*Task directions*
Using the records that follow, work out the number of lines with the word "Pluripotent" in them; reply with that number only.

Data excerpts
------------------------------------------------------------
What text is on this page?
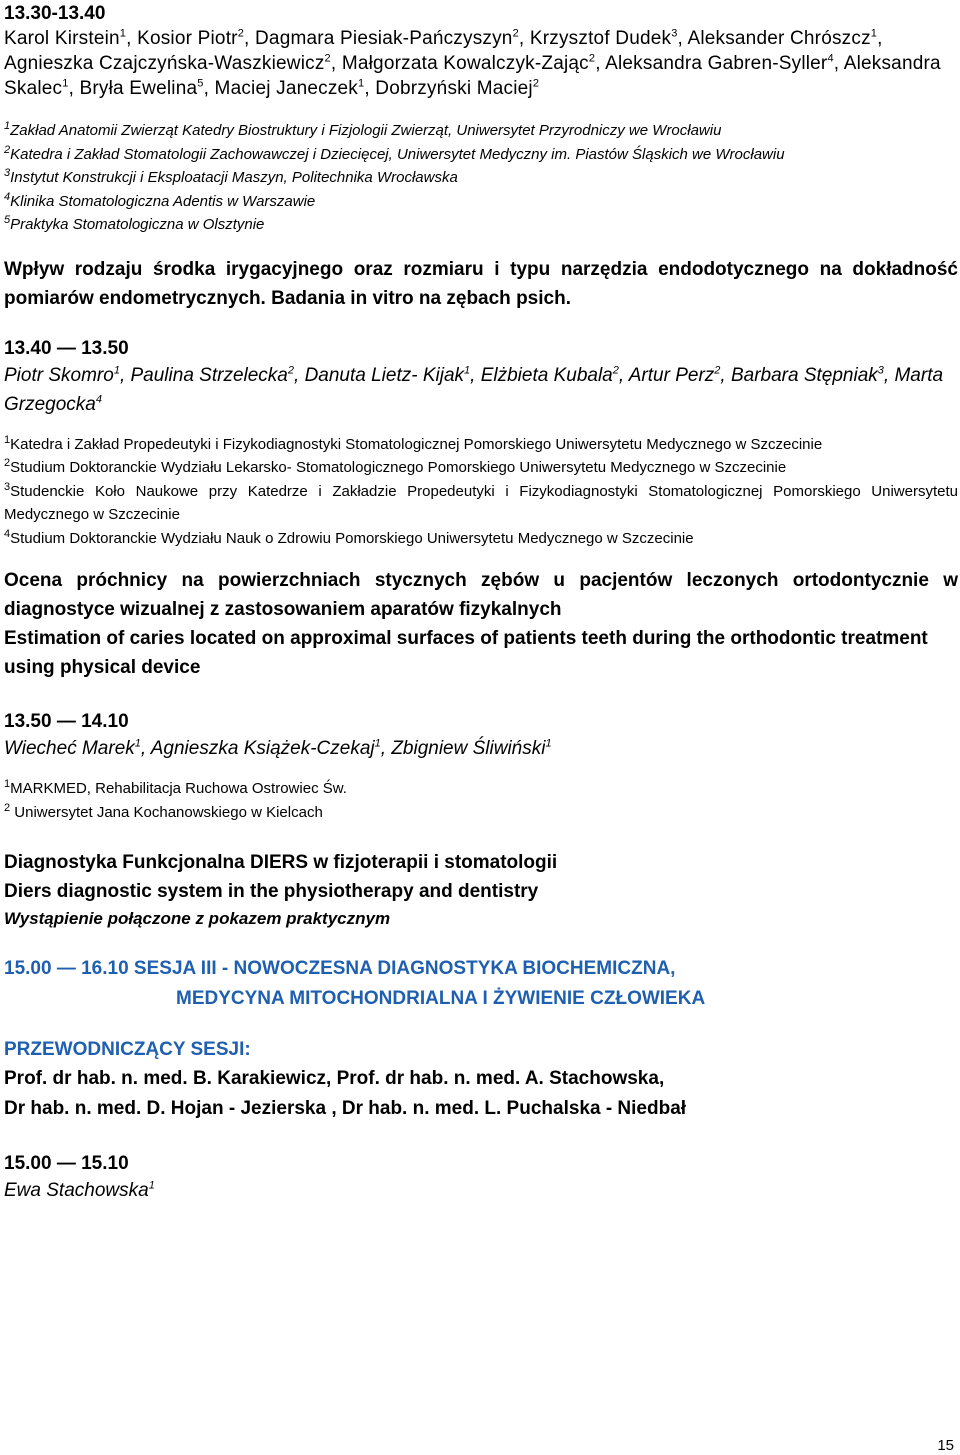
13.30-13.40
Karol Kirstein$^1$, Kosior Piotr$^2$, Dagmara Piesiak-Pańczyszyn$^2$, Krzysztof Dudek$^3$, Aleksander Chrószcz$^1$, Agnieszka Czajczyńska-Waszkiewicz$^2$, Małgorzata Kowalczyk-Zając$^2$, Aleksandra Gabren-Syller$^4$, Aleksandra Skalec$^1$, Bryła Ewelina$^5$, Maciej Janeczek$^1$, Dobrzyński Maciej$^2$
$^1$Zakład Anatomii Zwierząt Katedry Biostruktury i Fizjologii Zwierząt, Uniwersytet Przyrodniczy we Wrocławiu
$^2$Katedra i Zakład Stomatologii Zachowawczej i Dziecięcej, Uniwersytet Medyczny im. Piastów Śląskich we Wrocławiu
$^3$Instytut Konstrukcji i Eksploatacji Maszyn, Politechnika Wrocławska
$^4$Klinika Stomatologiczna Adentis w Warszawie
$^5$Praktyka Stomatologiczna w Olsztynie
Wpływ rodzaju środka irygacyjnego oraz rozmiaru i typu narzędzia endodotycznego na dokładność pomiarów endometrycznych. Badania in vitro na zębach psich.
13.40 — 13.50
Piotr Skomro$^1$, Paulina Strzelecka$^2$, Danuta Lietz- Kijak$^1$, Elżbieta Kubala$^2$, Artur Perz$^2$, Barbara Stępniak$^3$, Marta Grzegocka$^4$
$^1$Katedra i Zakład Propedeutyki i Fizykodiagnostyki Stomatologicznej Pomorskiego Uniwersytetu Medycznego w Szczecinie
$^2$Studium Doktoranckie Wydziału Lekarsko- Stomatologicznego Pomorskiego Uniwersytetu Medycznego w Szczecinie
$^3$Studenckie Koło Naukowe przy Katedrze i Zakładzie Propedeutyki i Fizykodiagnostyki Stomatologicznej Pomorskiego Uniwersytetu Medycznego w Szczecinie
$^4$Studium Doktoranckie Wydziału Nauk o Zdrowiu Pomorskiego Uniwersytetu Medycznego w Szczecinie
Ocena próchnicy na powierzchniach stycznych zębów u pacjentów leczonych ortodontycznie w diagnostyce wizualnej z zastosowaniem aparatów fizykalnych
Estimation of caries located on approximal surfaces of patients teeth during the orthodontic treatment using physical device
13.50 — 14.10
Wiecheć Marek$^1$, Agnieszka Książek-Czekaj$^1$, Zbigniew Śliwiński$^1$
$^1$MARKMED, Rehabilitacja Ruchowa Ostrowiec Św.
$^2$ Uniwersytet Jana Kochanowskiego w Kielcach
Diagnostyka Funkcjonalna DIERS w fizjoterapii i stomatologii
Diers diagnostic system in the physiotherapy and dentistry
Wystąpienie połączone z pokazem praktycznym
15.00 — 16.10 SESJA III - NOWOCZESNA DIAGNOSTYKA BIOCHEMICZNA,
MEDYCYNA MITOCHONDRIALNA I ŻYWIENIE CZŁOWIEKA
PRZEWODNICZĄCY SESJI:
Prof. dr hab. n. med. B. Karakiewicz, Prof. dr hab. n. med. A. Stachowska,
Dr hab. n. med. D. Hojan - Jezierska , Dr hab. n. med. L. Puchalska - Niedbał
15.00 — 15.10
Ewa Stachowska$^1$
15
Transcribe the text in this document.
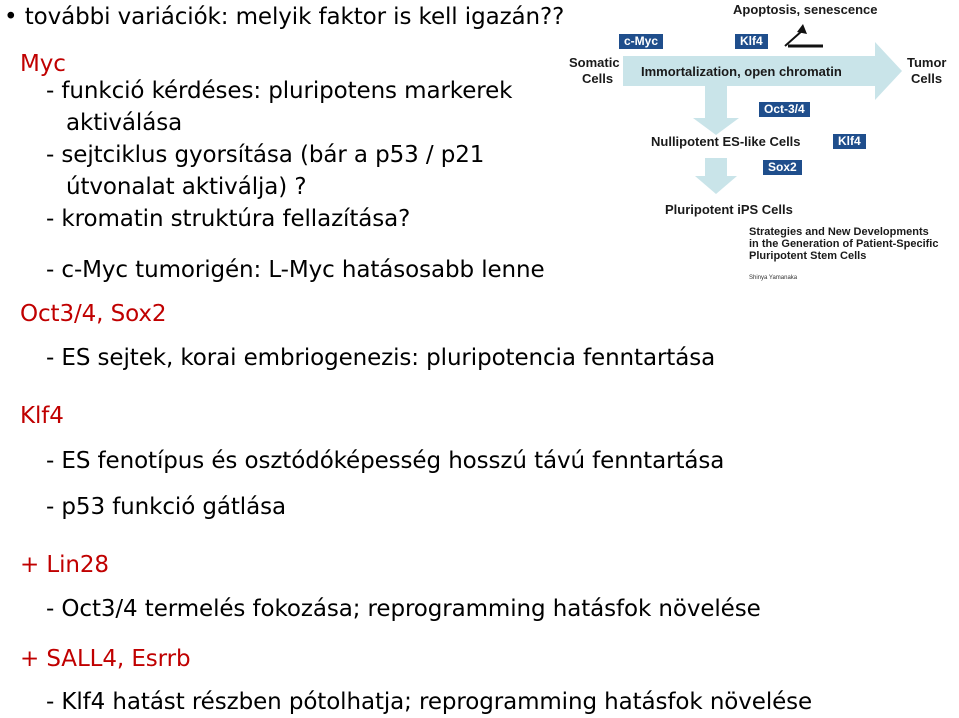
• további variációk: melyik faktor is kell igazán??
Myc
- funkció kérdéses: pluripotens markerek
aktiválása
- sejtciklus gyorsítása (bár a p53 / p21
útvonalat aktiválja) ?
- kromatin struktúra fellazítása?
- c-Myc tumorigén: L-Myc hatásosabb lenne
Oct3/4, Sox2
- ES sejtek, korai embriogenezis: pluripotencia fenntartása
Klf4
- ES fenotípus és osztódóképesség hosszú távú fenntartása
- p53 funkció gátlása
+ Lin28
- Oct3/4 termelés fokozása; reprogramming hatásfok növelése
+ SALL4, Esrrb
- Klf4 hatást részben pótolhatja; reprogramming hatásfok növelése
Apoptosis, senescence
c-Myc	Klf4
Somatic
Cells
Tumor
Cells
Immortalization, open chromatin
Oct-3/4
Nullipotent ES-like Cells	Klf4
Sox2
Pluripotent iPS Cells
Strategies and New Developments
in the Generation of Patient-Specific
Pluripotent Stem Cells
Shinya Yamanaka
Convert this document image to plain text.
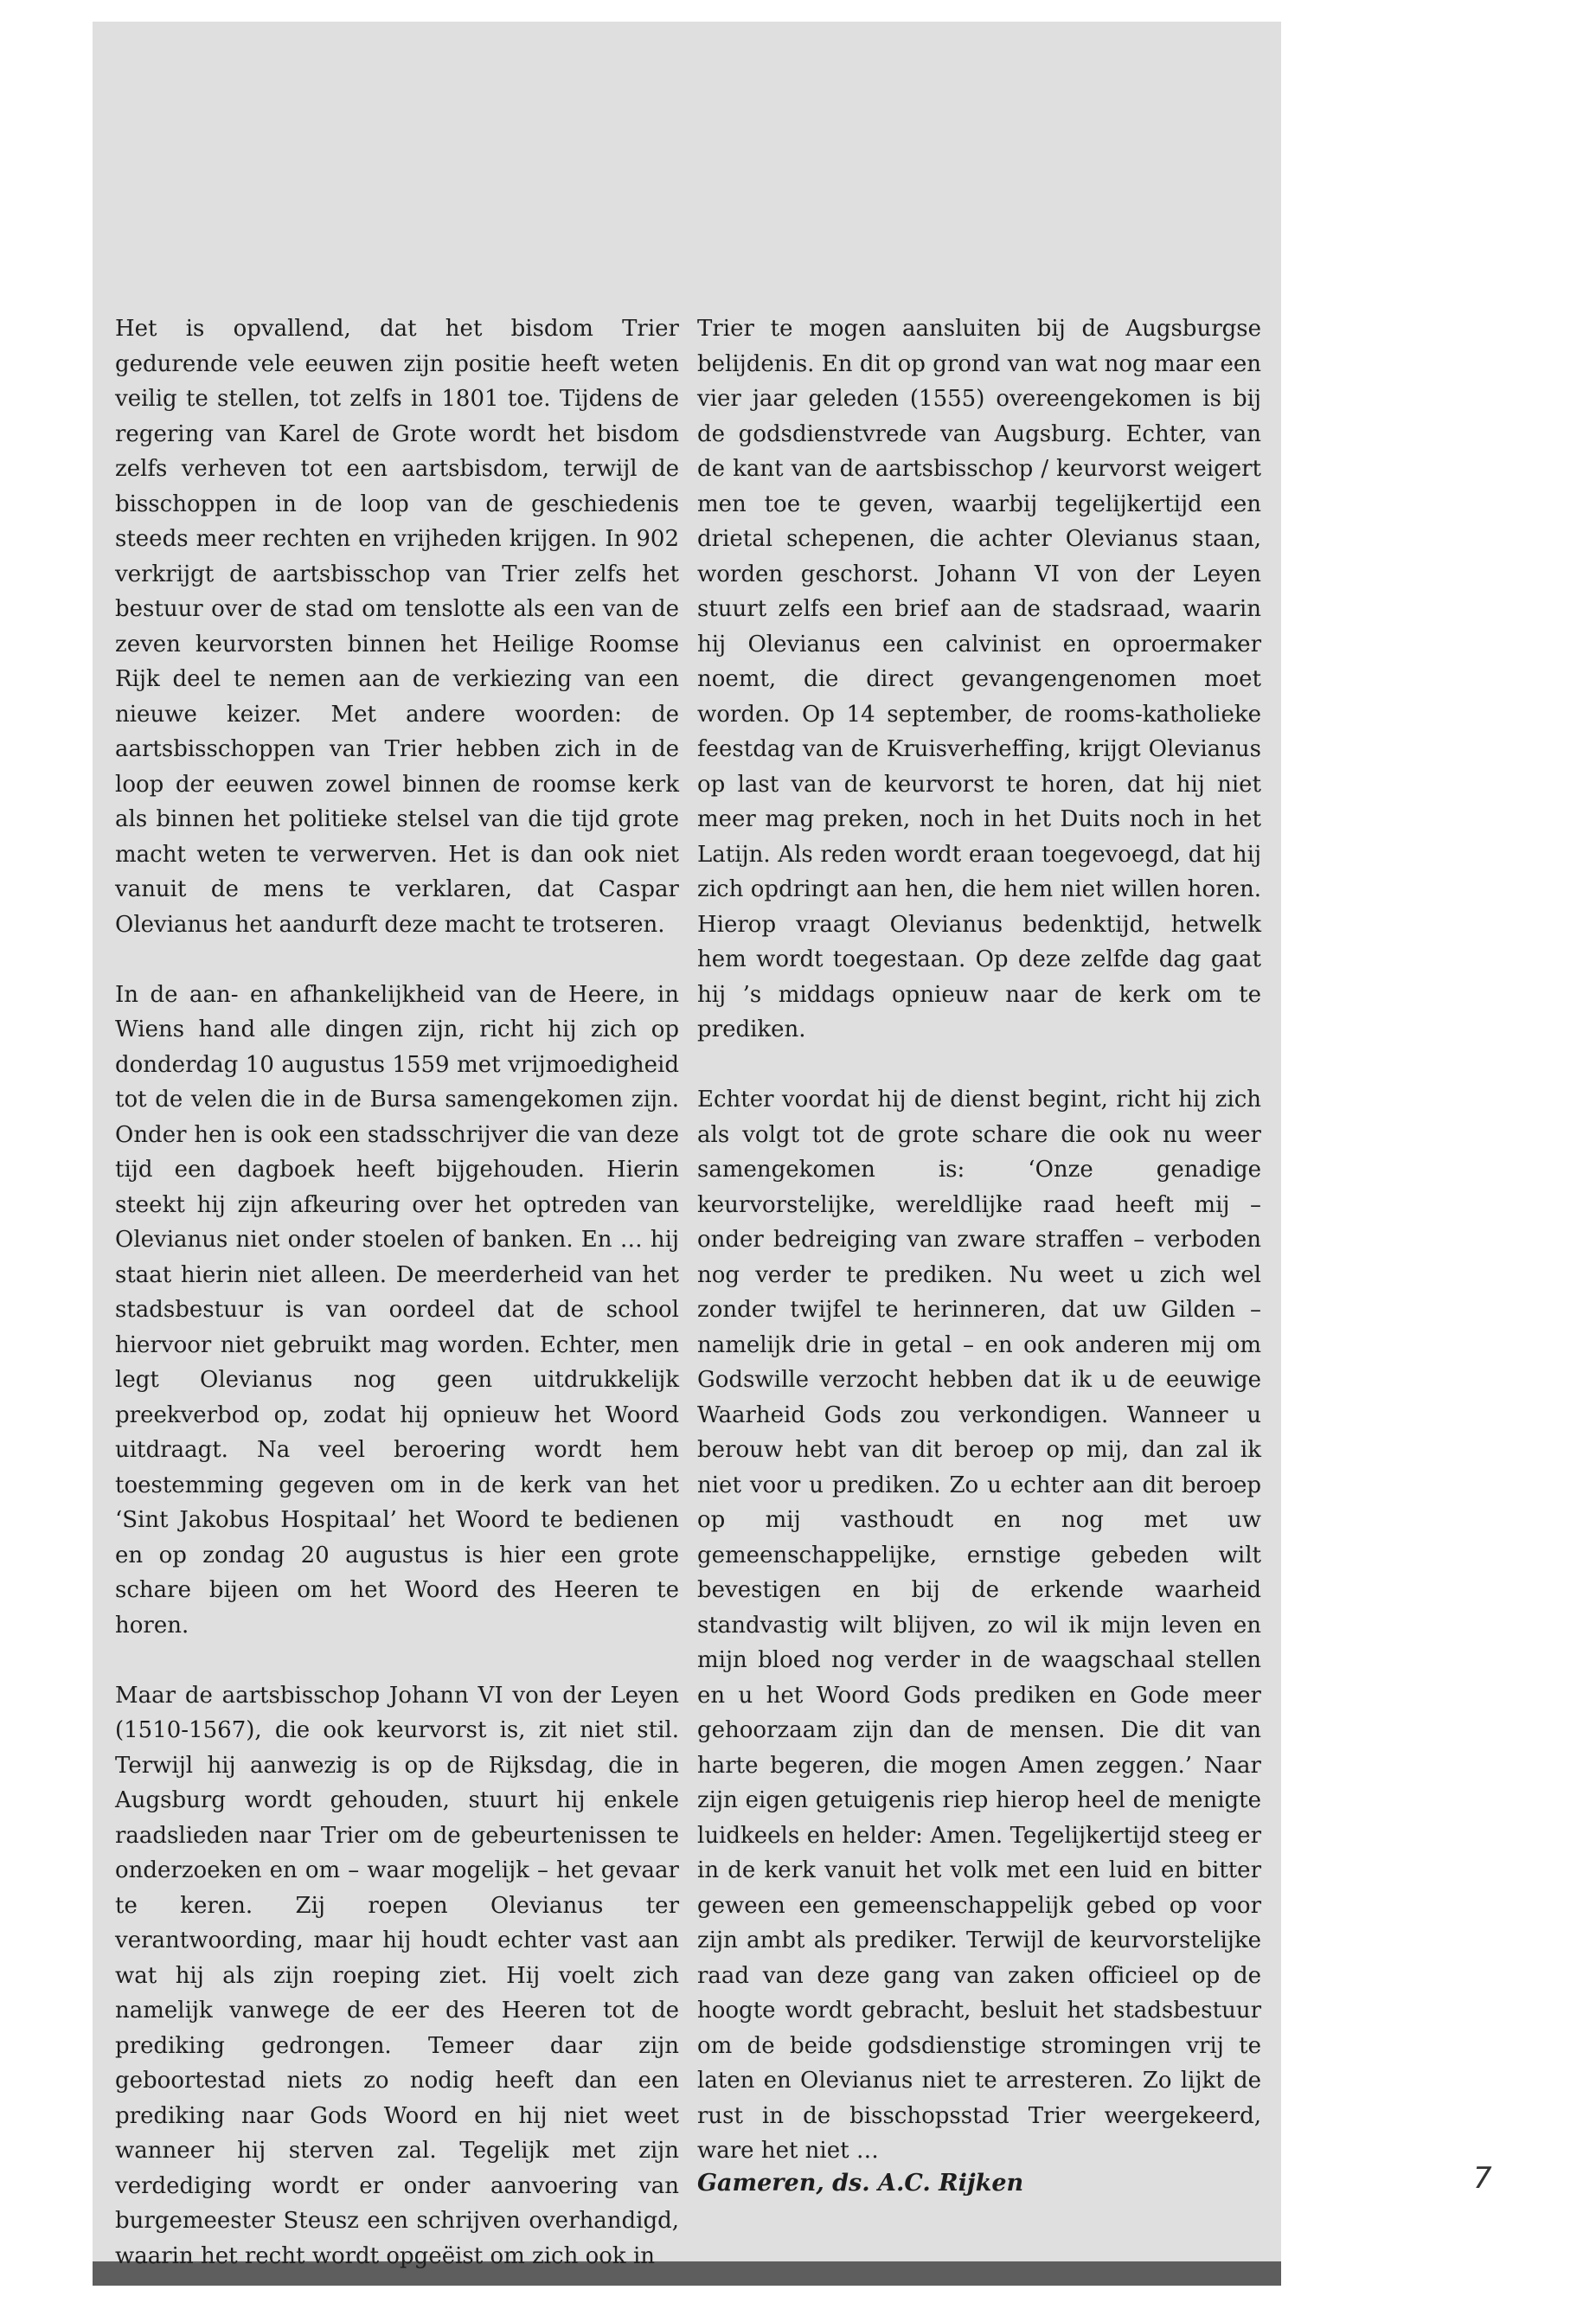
Het is opvallend, dat het bisdom Trier gedurende vele eeuwen zijn positie heeft weten veilig te stellen, tot zelfs in 1801 toe. Tijdens de regering van Karel de Grote wordt het bisdom zelfs verheven tot een aartsbisdom, terwijl de bisschoppen in de loop van de geschiedenis steeds meer rechten en vrijheden krijgen. In 902 verkrijgt de aartsbisschop van Trier zelfs het bestuur over de stad om tenslotte als een van de zeven keurvorsten binnen het Heilige Roomse Rijk deel te nemen aan de verkiezing van een nieuwe keizer. Met andere woorden: de aartsbisschoppen van Trier hebben zich in de loop der eeuwen zowel binnen de roomse kerk als binnen het politieke stelsel van die tijd grote macht weten te verwerven. Het is dan ook niet vanuit de mens te verklaren, dat Caspar Olevianus het aandurft deze macht te trotseren.

In de aan- en afhankelijkheid van de Heere, in Wiens hand alle dingen zijn, richt hij zich op donderdag 10 augustus 1559 met vrijmoedigheid tot de velen die in de Bursa samengekomen zijn. Onder hen is ook een stadsschrijver die van deze tijd een dagboek heeft bijgehouden. Hierin steekt hij zijn afkeuring over het optreden van Olevianus niet onder stoelen of banken. En … hij staat hierin niet alleen. De meerderheid van het stadsbestuur is van oordeel dat de school hiervoor niet gebruikt mag worden. Echter, men legt Olevianus nog geen uitdrukkelijk preekverbod op, zodat hij opnieuw het Woord uitdraagt. Na veel beroering wordt hem toestemming gegeven om in de kerk van het ‘Sint Jakobus Hospitaal’ het Woord te bedienen en op zondag 20 augustus is hier een grote schare bijeen om het Woord des Heeren te horen.

Maar de aartsbisschop Johann VI von der Leyen (1510-1567), die ook keurvorst is, zit niet stil. Terwijl hij aanwezig is op de Rijksdag, die in Augsburg wordt gehouden, stuurt hij enkele raadslieden naar Trier om de gebeurtenissen te onderzoeken en om – waar mogelijk – het gevaar te keren. Zij roepen Olevianus ter verantwoording, maar hij houdt echter vast aan wat hij als zijn roeping ziet. Hij voelt zich namelijk vanwege de eer des Heeren tot de prediking gedrongen. Temeer daar zijn geboortestad niets zo nodig heeft dan een prediking naar Gods Woord en hij niet weet wanneer hij sterven zal. Tegelijk met zijn verdediging wordt er onder aanvoering van burgemeester Steusz een schrijven overhandigd, waarin het recht wordt opgeëist om zich ook in

Trier te mogen aansluiten bij de Augsburgse belijdenis. En dit op grond van wat nog maar een vier jaar geleden (1555) overeengekomen is bij de godsdienstvrede van Augsburg. Echter, van de kant van de aartsbisschop / keurvorst weigert men toe te geven, waarbij tegelijkertijd een drietal schepenen, die achter Olevianus staan, worden geschorst. Johann VI von der Leyen stuurt zelfs een brief aan de stadsraad, waarin hij Olevianus een calvinist en oproermaker noemt, die direct gevangengenomen moet worden. Op 14 september, de rooms-katholieke feestdag van de Kruisverheffing, krijgt Olevianus op last van de keurvorst te horen, dat hij niet meer mag preken, noch in het Duits noch in het Latijn. Als reden wordt eraan toegevoegd, dat hij zich opdringt aan hen, die hem niet willen horen. Hierop vraagt Olevianus bedenktijd, hetwelk hem wordt toegestaan. Op deze zelfde dag gaat hij ’s middags opnieuw naar de kerk om te prediken.

Echter voordat hij de dienst begint, richt hij zich als volgt tot de grote schare die ook nu weer samengekomen is: ‘Onze genadige keurvorstelijke, wereldlijke raad heeft mij – onder bedreiging van zware straffen – verboden nog verder te prediken. Nu weet u zich wel zonder twijfel te herinneren, dat uw Gilden – namelijk drie in getal – en ook anderen mij om Godswille verzocht hebben dat ik u de eeuwige Waarheid Gods zou verkondigen. Wanneer u berouw hebt van dit beroep op mij, dan zal ik niet voor u prediken. Zo u echter aan dit beroep op mij vasthoudt en nog met uw gemeenschappelijke, ernstige gebeden wilt bevestigen en bij de erkende waarheid standvastig wilt blijven, zo wil ik mijn leven en mijn bloed nog verder in de waagschaal stellen en u het Woord Gods prediken en Gode meer gehoorzaam zijn dan de mensen. Die dit van harte begeren, die mogen Amen zeggen.’ Naar zijn eigen getuigenis riep hierop heel de menigte luidkeels en helder: Amen. Tegelijkertijd steeg er in de kerk vanuit het volk met een luid en bitter geween een gemeenschappelijk gebed op voor zijn ambt als prediker. Terwijl de keurvorstelijke raad van deze gang van zaken officieel op de hoogte wordt gebracht, besluit het stadsbestuur om de beide godsdienstige stromingen vrij te laten en Olevianus niet te arresteren. Zo lijkt de rust in de bisschopsstad Trier weergekeerd, ware het niet …

Gameren, ds. A.C. Rijken	7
------------------------------------------------------------
*Your solution*
2